--- Written request ---
Pick out each line of the records that includes the string "name", and copy it.

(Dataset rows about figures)
◆ ◆ ◆ ◆ ◆ ◆ ◆
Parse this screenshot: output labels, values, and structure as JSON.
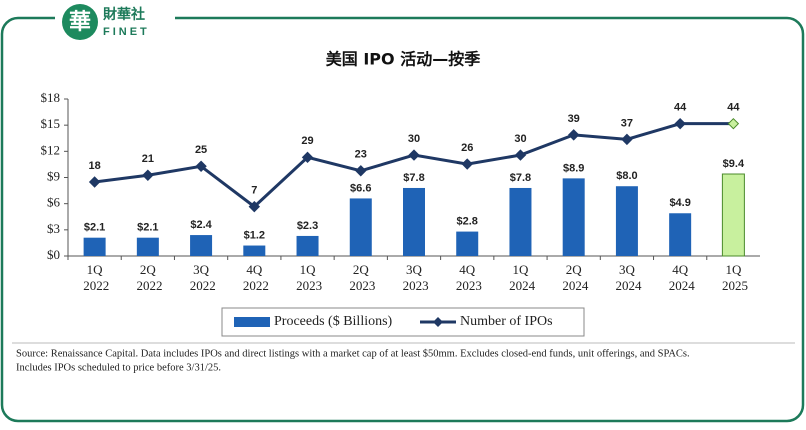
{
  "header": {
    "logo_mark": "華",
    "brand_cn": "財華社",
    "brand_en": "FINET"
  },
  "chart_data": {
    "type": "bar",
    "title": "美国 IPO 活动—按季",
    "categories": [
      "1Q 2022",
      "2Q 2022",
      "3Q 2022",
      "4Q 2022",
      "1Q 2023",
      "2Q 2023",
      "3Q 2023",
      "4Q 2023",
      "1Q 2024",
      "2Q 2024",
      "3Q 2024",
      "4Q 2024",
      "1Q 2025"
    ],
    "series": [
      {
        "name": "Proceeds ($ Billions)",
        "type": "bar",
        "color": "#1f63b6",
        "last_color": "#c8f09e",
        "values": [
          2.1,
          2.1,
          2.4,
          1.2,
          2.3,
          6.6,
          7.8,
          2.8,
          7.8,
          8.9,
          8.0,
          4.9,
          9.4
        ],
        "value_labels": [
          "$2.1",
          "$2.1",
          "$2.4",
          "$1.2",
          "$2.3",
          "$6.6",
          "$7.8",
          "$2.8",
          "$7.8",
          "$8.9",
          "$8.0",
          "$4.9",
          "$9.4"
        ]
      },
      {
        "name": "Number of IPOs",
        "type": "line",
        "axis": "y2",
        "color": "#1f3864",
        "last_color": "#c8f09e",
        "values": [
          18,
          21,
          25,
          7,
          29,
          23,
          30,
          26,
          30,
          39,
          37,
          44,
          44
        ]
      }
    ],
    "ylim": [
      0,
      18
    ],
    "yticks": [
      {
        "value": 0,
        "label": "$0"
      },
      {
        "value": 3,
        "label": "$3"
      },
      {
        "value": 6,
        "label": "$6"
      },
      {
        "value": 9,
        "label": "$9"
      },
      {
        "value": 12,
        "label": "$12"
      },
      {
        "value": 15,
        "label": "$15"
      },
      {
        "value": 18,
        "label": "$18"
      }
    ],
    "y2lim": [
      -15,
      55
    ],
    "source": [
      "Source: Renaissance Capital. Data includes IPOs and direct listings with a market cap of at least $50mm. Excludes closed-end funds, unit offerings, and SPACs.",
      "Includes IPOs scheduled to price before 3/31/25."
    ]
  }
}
◆ ◆ ◆ ◆ ◆ ◆ ◆
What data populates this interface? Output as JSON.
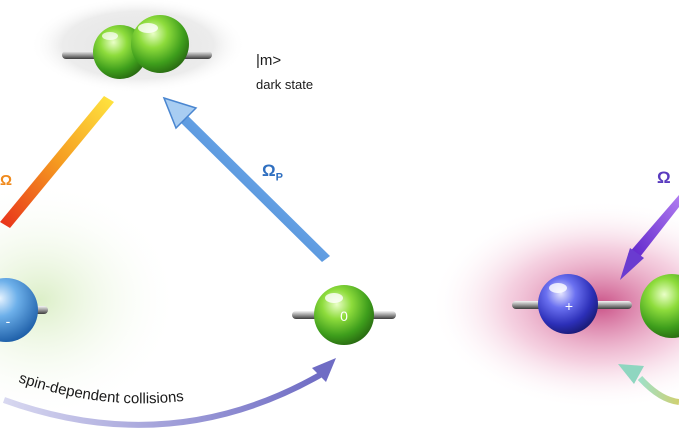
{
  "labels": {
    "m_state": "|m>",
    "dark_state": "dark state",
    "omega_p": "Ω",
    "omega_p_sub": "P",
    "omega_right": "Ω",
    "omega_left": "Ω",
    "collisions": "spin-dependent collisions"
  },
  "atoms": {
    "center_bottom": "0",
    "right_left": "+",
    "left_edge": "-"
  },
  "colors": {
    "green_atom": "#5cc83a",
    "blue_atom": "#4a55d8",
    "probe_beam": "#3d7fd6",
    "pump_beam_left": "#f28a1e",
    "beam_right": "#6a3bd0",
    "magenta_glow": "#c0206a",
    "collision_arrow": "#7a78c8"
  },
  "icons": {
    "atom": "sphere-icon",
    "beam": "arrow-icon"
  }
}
◆ ◆ ◆ ◆ ◆ ◆ ◆
--- Answer to this exercise ---
        "name": "Proceeds ($ Billions)",
        "name": "Number of IPOs",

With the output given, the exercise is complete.